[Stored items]
(begin)

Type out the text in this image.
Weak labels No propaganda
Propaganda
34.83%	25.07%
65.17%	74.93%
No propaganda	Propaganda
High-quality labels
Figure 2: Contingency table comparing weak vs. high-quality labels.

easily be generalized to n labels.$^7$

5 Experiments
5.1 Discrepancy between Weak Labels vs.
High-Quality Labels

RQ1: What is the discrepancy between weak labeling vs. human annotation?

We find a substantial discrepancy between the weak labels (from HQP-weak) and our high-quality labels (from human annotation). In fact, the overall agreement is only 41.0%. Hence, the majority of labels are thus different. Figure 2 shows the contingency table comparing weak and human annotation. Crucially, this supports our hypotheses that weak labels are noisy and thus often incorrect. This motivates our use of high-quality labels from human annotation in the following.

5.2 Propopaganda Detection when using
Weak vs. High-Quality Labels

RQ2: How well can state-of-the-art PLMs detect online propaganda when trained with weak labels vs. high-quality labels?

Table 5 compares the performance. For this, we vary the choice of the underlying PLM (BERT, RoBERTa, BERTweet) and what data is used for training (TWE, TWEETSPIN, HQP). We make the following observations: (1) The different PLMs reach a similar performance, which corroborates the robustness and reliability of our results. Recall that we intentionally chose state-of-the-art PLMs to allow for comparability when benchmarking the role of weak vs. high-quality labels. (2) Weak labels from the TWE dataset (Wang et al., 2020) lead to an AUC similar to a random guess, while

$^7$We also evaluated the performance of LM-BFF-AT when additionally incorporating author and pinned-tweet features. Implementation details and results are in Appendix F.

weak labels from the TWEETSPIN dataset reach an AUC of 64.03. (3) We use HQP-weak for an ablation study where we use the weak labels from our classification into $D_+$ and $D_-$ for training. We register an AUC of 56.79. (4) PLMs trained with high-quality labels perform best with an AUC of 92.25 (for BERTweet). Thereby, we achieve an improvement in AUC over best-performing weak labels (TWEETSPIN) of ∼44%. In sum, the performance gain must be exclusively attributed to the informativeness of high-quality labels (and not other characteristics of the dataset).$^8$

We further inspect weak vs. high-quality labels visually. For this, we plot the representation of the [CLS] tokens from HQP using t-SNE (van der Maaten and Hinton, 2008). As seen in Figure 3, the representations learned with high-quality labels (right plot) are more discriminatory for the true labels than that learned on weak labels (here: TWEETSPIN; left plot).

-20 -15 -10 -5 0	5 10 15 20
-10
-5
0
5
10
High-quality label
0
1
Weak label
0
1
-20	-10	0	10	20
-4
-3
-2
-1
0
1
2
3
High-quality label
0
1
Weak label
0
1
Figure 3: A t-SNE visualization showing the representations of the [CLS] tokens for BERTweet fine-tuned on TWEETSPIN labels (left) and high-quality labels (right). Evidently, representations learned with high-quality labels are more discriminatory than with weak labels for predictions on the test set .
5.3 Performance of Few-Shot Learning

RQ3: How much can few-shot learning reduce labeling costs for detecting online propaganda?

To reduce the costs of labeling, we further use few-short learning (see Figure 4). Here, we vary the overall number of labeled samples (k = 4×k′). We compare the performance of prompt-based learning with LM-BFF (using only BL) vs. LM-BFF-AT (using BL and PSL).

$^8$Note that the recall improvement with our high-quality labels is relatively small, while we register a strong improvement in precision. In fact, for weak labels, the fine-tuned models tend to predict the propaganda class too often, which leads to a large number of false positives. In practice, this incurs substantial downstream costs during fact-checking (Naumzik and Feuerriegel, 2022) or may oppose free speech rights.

(end)

Return every entry exactly as given.

Type out the text in this image.
Weak labels No propaganda
Propaganda
34.83%	25.07%
65.17%	74.93%
No propaganda	Propaganda
High-quality labels
Figure 2: Contingency table comparing weak vs. high-quality labels.

easily be generalized to n labels.$^7$

5 Experiments
5.1 Discrepancy between Weak Labels vs.
High-Quality Labels

RQ1: What is the discrepancy between weak labeling vs. human annotation?

We find a substantial discrepancy between the weak labels (from HQP-weak) and our high-quality labels (from human annotation). In fact, the overall agreement is only 41.0%. Hence, the majority of labels are thus different. Figure 2 shows the contingency table comparing weak and human annotation. Crucially, this supports our hypotheses that weak labels are noisy and thus often incorrect. This motivates our use of high-quality labels from human annotation in the following.

5.2 Propopaganda Detection when using
Weak vs. High-Quality Labels

RQ2: How well can state-of-the-art PLMs detect online propaganda when trained with weak labels vs. high-quality labels?

Table 5 compares the performance. For this, we vary the choice of the underlying PLM (BERT, RoBERTa, BERTweet) and what data is used for training (TWE, TWEETSPIN, HQP). We make the following observations: (1) The different PLMs reach a similar performance, which corroborates the robustness and reliability of our results. Recall that we intentionally chose state-of-the-art PLMs to allow for comparability when benchmarking the role of weak vs. high-quality labels. (2) Weak labels from the TWE dataset (Wang et al., 2020) lead to an AUC similar to a random guess, while

$^7$We also evaluated the performance of LM-BFF-AT when additionally incorporating author and pinned-tweet features. Implementation details and results are in Appendix F.

weak labels from the TWEETSPIN dataset reach an AUC of 64.03. (3) We use HQP-weak for an ablation study where we use the weak labels from our classification into $D_+$ and $D_-$ for training. We register an AUC of 56.79. (4) PLMs trained with high-quality labels perform best with an AUC of 92.25 (for BERTweet). Thereby, we achieve an improvement in AUC over best-performing weak labels (TWEETSPIN) of ∼44%. In sum, the performance gain must be exclusively attributed to the informativeness of high-quality labels (and not other characteristics of the dataset).$^8$

We further inspect weak vs. high-quality labels visually. For this, we plot the representation of the [CLS] tokens from HQP using t-SNE (van der Maaten and Hinton, 2008). As seen in Figure 3, the representations learned with high-quality labels (right plot) are more discriminatory for the true labels than that learned on weak labels (here: TWEETSPIN; left plot).

-20 -15 -10 -5 0	5 10 15 20
-10
-5
0
5
10
High-quality label
0
1
Weak label
0
1
-20	-10	0	10	20
-4
-3
-2
-1
0
1
2
3
High-quality label
0
1
Weak label
0
1
Figure 3: A t-SNE visualization showing the representations of the [CLS] tokens for BERTweet fine-tuned on TWEETSPIN labels (left) and high-quality labels (right). Evidently, representations learned with high-quality labels are more discriminatory than with weak labels for predictions on the test set .
5.3 Performance of Few-Shot Learning

RQ3: How much can few-shot learning reduce labeling costs for detecting online propaganda?

To reduce the costs of labeling, we further use few-short learning (see Figure 4). Here, we vary the overall number of labeled samples (k = 4×k′). We compare the performance of prompt-based learning with LM-BFF (using only BL) vs. LM-BFF-AT (using BL and PSL).

$^8$Note that the recall improvement with our high-quality labels is relatively small, while we register a strong improvement in precision. In fact, for weak labels, the fine-tuned models tend to predict the propaganda class too often, which leads to a large number of false positives. In practice, this incurs substantial downstream costs during fact-checking (Naumzik and Feuerriegel, 2022) or may oppose free speech rights.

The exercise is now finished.